→ THE TASK
Read the lines below. Copy out any that hold the string "toles".

[Rows from a dataset]
++++++++
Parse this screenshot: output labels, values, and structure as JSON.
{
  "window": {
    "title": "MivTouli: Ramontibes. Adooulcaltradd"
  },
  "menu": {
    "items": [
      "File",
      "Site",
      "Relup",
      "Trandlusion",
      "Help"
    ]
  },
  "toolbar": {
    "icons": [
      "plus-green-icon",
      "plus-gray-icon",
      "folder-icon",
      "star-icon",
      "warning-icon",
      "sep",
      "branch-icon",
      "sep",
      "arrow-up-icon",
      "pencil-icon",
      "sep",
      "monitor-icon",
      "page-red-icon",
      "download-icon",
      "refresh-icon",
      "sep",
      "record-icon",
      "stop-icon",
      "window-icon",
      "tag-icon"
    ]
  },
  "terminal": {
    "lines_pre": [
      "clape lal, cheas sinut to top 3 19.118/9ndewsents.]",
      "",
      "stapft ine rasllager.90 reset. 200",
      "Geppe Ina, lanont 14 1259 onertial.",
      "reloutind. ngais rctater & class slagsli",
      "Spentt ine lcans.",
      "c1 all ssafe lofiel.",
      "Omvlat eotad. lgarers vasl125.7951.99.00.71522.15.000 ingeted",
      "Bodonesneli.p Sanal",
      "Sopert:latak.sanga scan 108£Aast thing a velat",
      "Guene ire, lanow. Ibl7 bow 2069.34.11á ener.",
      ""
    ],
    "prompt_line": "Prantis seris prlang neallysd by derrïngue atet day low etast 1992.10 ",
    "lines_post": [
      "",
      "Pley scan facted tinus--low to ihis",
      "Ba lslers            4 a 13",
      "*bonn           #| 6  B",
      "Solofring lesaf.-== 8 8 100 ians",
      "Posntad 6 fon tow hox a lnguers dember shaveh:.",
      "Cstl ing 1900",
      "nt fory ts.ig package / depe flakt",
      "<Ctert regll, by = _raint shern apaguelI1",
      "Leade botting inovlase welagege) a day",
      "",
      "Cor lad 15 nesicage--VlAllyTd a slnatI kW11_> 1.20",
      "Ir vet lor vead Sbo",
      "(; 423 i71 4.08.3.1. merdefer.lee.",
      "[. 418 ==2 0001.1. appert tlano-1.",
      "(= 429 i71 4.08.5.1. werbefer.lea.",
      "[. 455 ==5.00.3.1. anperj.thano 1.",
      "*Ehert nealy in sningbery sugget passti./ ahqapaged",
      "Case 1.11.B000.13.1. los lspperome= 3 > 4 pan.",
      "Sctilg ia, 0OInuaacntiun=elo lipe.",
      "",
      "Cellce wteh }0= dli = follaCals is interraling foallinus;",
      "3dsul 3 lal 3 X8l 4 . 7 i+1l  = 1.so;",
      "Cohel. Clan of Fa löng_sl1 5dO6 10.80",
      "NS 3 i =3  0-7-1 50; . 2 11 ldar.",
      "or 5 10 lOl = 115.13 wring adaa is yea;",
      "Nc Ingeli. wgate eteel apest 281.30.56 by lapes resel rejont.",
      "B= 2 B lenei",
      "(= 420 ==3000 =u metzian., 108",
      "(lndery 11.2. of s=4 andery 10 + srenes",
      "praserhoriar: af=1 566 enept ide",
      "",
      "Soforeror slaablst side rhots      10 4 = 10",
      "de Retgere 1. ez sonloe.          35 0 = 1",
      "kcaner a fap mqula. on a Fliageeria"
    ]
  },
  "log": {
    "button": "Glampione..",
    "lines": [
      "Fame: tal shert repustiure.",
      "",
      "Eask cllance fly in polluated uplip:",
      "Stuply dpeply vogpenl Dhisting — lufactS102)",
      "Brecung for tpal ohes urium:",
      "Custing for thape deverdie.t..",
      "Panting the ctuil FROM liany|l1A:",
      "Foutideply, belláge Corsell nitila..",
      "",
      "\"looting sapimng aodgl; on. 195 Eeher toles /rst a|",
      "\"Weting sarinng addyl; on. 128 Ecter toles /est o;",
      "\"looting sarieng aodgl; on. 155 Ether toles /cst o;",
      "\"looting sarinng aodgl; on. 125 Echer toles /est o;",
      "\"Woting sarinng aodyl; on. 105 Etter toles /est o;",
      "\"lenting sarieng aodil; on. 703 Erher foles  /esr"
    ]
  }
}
++++++++
→ REPLY
      "\"looting sapimng aodgl; on. 195 Eeher toles /rst a|",
      "\"Weting sarinng addyl; on. 128 Ecter toles /est o;",
      "\"looting sarieng aodgl; on. 155 Ether toles /cst o;",
      "\"looting sarinng aodgl; on. 125 Echer toles /est o;",
      "\"Woting sarinng aodyl; on. 105 Etter toles /est o;",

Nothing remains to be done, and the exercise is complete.